Which lines in the material below contain the word "this"? Copy each of them.
━━━━━ SUPPLIED INFORMATION
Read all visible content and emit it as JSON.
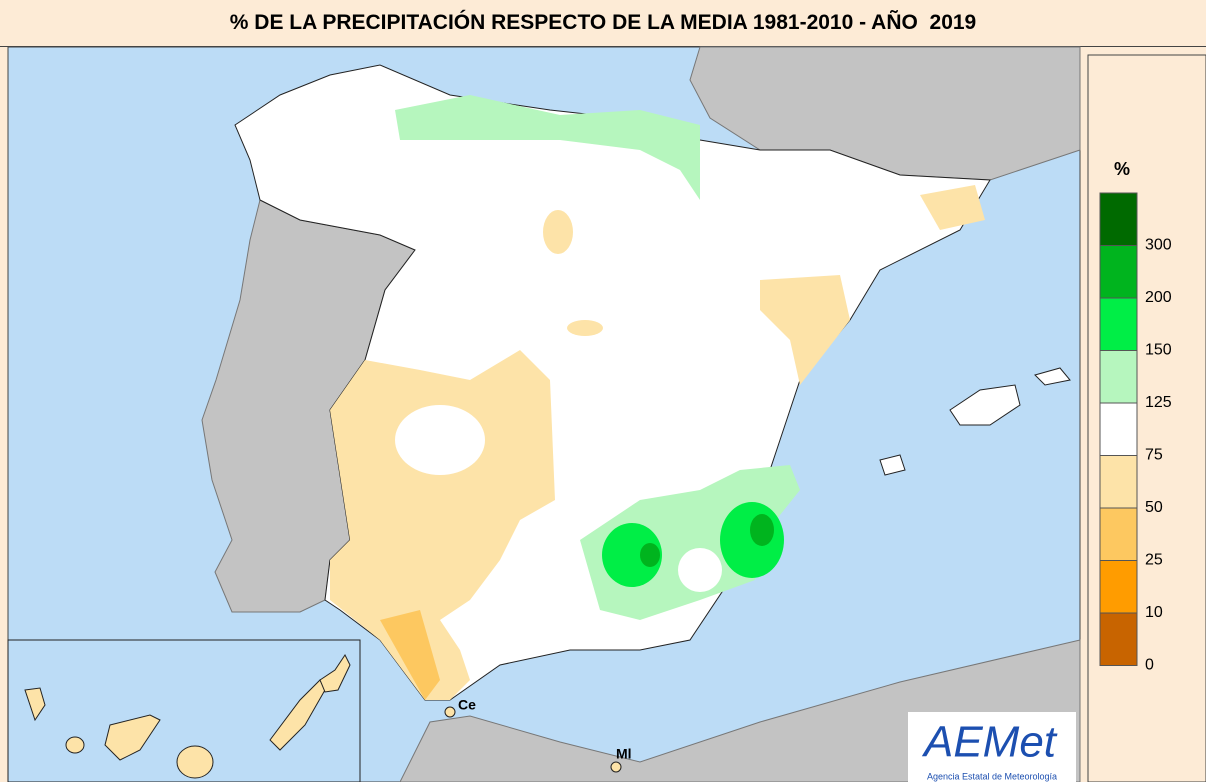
{
  "title": "% DE LA PRECIPITACIÓN RESPECTO DE LA MEDIA 1981-2010 - AÑO  2019",
  "legend": {
    "unit": "%",
    "classes": [
      {
        "label": "300",
        "color": "#006a00"
      },
      {
        "label": "200",
        "color": "#00b41e"
      },
      {
        "label": "150",
        "color": "#00ee46"
      },
      {
        "label": "125",
        "color": "#b6f6be"
      },
      {
        "label": "75",
        "color": "#ffffff"
      },
      {
        "label": "50",
        "color": "#fde3a8"
      },
      {
        "label": "25",
        "color": "#fdc860"
      },
      {
        "label": "10",
        "color": "#ff9c00"
      },
      {
        "label": "0",
        "color": "#c86400"
      }
    ]
  },
  "places": [
    "Ce",
    "Ml"
  ],
  "logo": {
    "name": "AEMet",
    "subtitle": "Agencia Estatal de Meteorología"
  }
}
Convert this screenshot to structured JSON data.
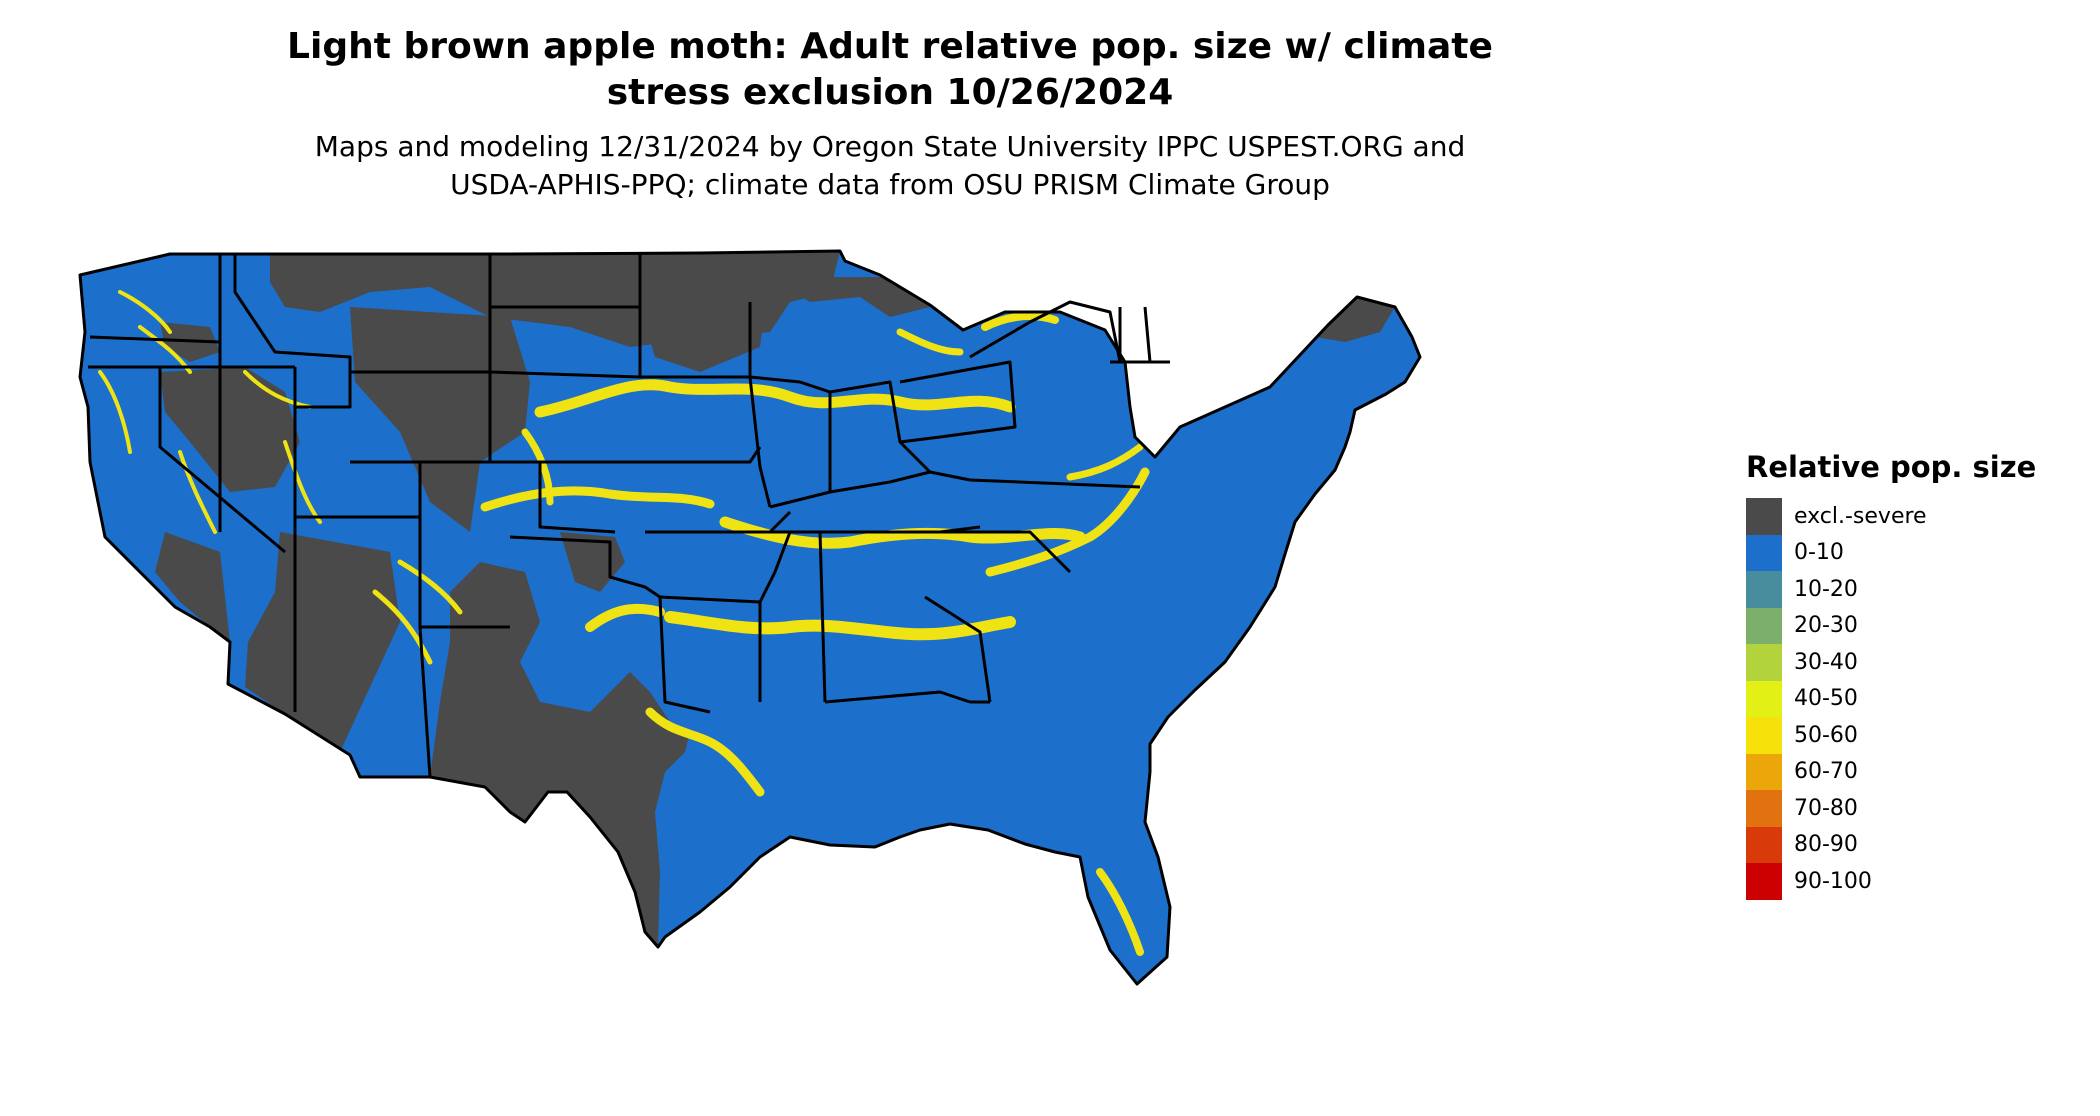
{
  "title": "Light brown apple moth: Adult relative pop. size w/ climate stress exclusion 10/26/2024",
  "title_lines": [
    "Light brown apple moth: Adult relative pop. size w/ climate",
    "stress exclusion 10/26/2024"
  ],
  "subtitle_lines": [
    "Maps and modeling 12/31/2024 by Oregon State University IPPC USPEST.ORG and",
    "USDA-APHIS-PPQ; climate data from OSU PRISM Climate Group"
  ],
  "legend": {
    "title": "Relative pop. size",
    "items": [
      {
        "label": "excl.-severe",
        "color": "#4a4a4a"
      },
      {
        "label": "0-10",
        "color": "#1c6fcb"
      },
      {
        "label": "10-20",
        "color": "#478d9d"
      },
      {
        "label": "20-30",
        "color": "#7daf6c"
      },
      {
        "label": "30-40",
        "color": "#b3d33c"
      },
      {
        "label": "40-50",
        "color": "#e3f016"
      },
      {
        "label": "50-60",
        "color": "#f7e10a"
      },
      {
        "label": "60-70",
        "color": "#eba70a"
      },
      {
        "label": "70-80",
        "color": "#e27110"
      },
      {
        "label": "80-90",
        "color": "#d83b09"
      },
      {
        "label": "90-100",
        "color": "#cc0000"
      }
    ]
  },
  "map": {
    "region": "Contiguous United States",
    "colors": {
      "excluded": "#4a4a4a",
      "low": "#1c6fcb",
      "band": "#f0e314",
      "border": "#000000",
      "background": "#ffffff"
    }
  }
}
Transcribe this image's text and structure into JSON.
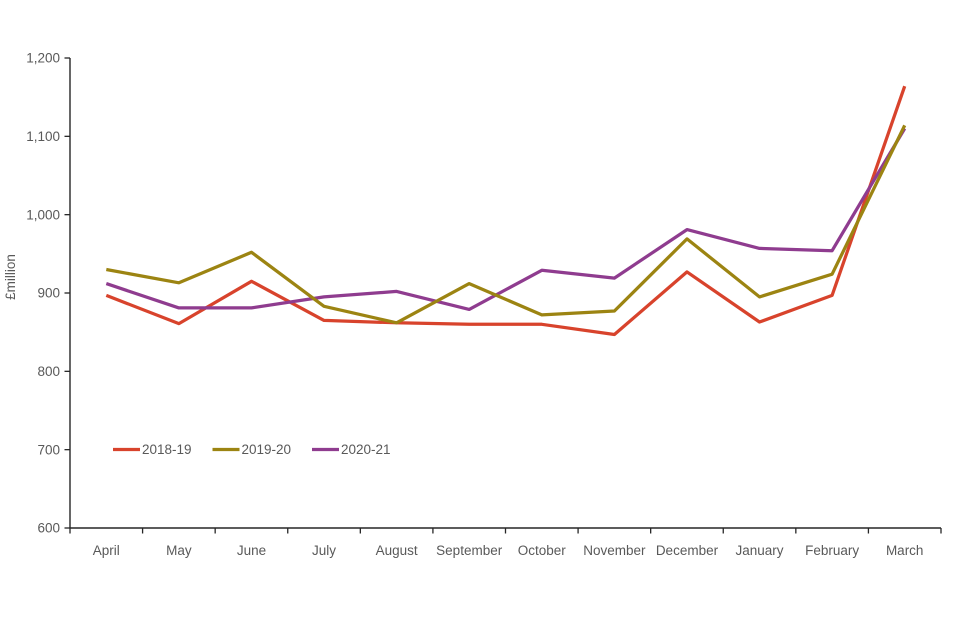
{
  "chart_data": {
    "type": "line",
    "title": "",
    "xlabel": "",
    "ylabel": "£million",
    "categories": [
      "April",
      "May",
      "June",
      "July",
      "August",
      "September",
      "October",
      "November",
      "December",
      "January",
      "February",
      "March"
    ],
    "series": [
      {
        "name": "2018-19",
        "color": "#D8432C",
        "values": [
          897,
          861,
          915,
          865,
          862,
          860,
          860,
          847,
          927,
          863,
          897,
          1164
        ]
      },
      {
        "name": "2019-20",
        "color": "#9C8412",
        "values": [
          930,
          913,
          952,
          883,
          862,
          912,
          872,
          877,
          969,
          895,
          924,
          1114
        ]
      },
      {
        "name": "2020-21",
        "color": "#8F3C8F",
        "values": [
          912,
          881,
          881,
          895,
          902,
          879,
          929,
          919,
          981,
          957,
          954,
          1110
        ]
      }
    ],
    "ylim": [
      600,
      1200
    ],
    "ytick_step": 100,
    "ytick_labels": [
      "600",
      "700",
      "800",
      "900",
      "1,000",
      "1,100",
      "1,200"
    ],
    "grid": false,
    "legend_position": "inside-bottom-left",
    "axis_color": "#262626",
    "text_color": "#595959",
    "draw_order": [
      0,
      2,
      1
    ]
  }
}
━━━━━━━━━━
• TASK OUTPUT
Convert this screenshot to structured JSON data.
Transcribe this image's text and structure into JSON.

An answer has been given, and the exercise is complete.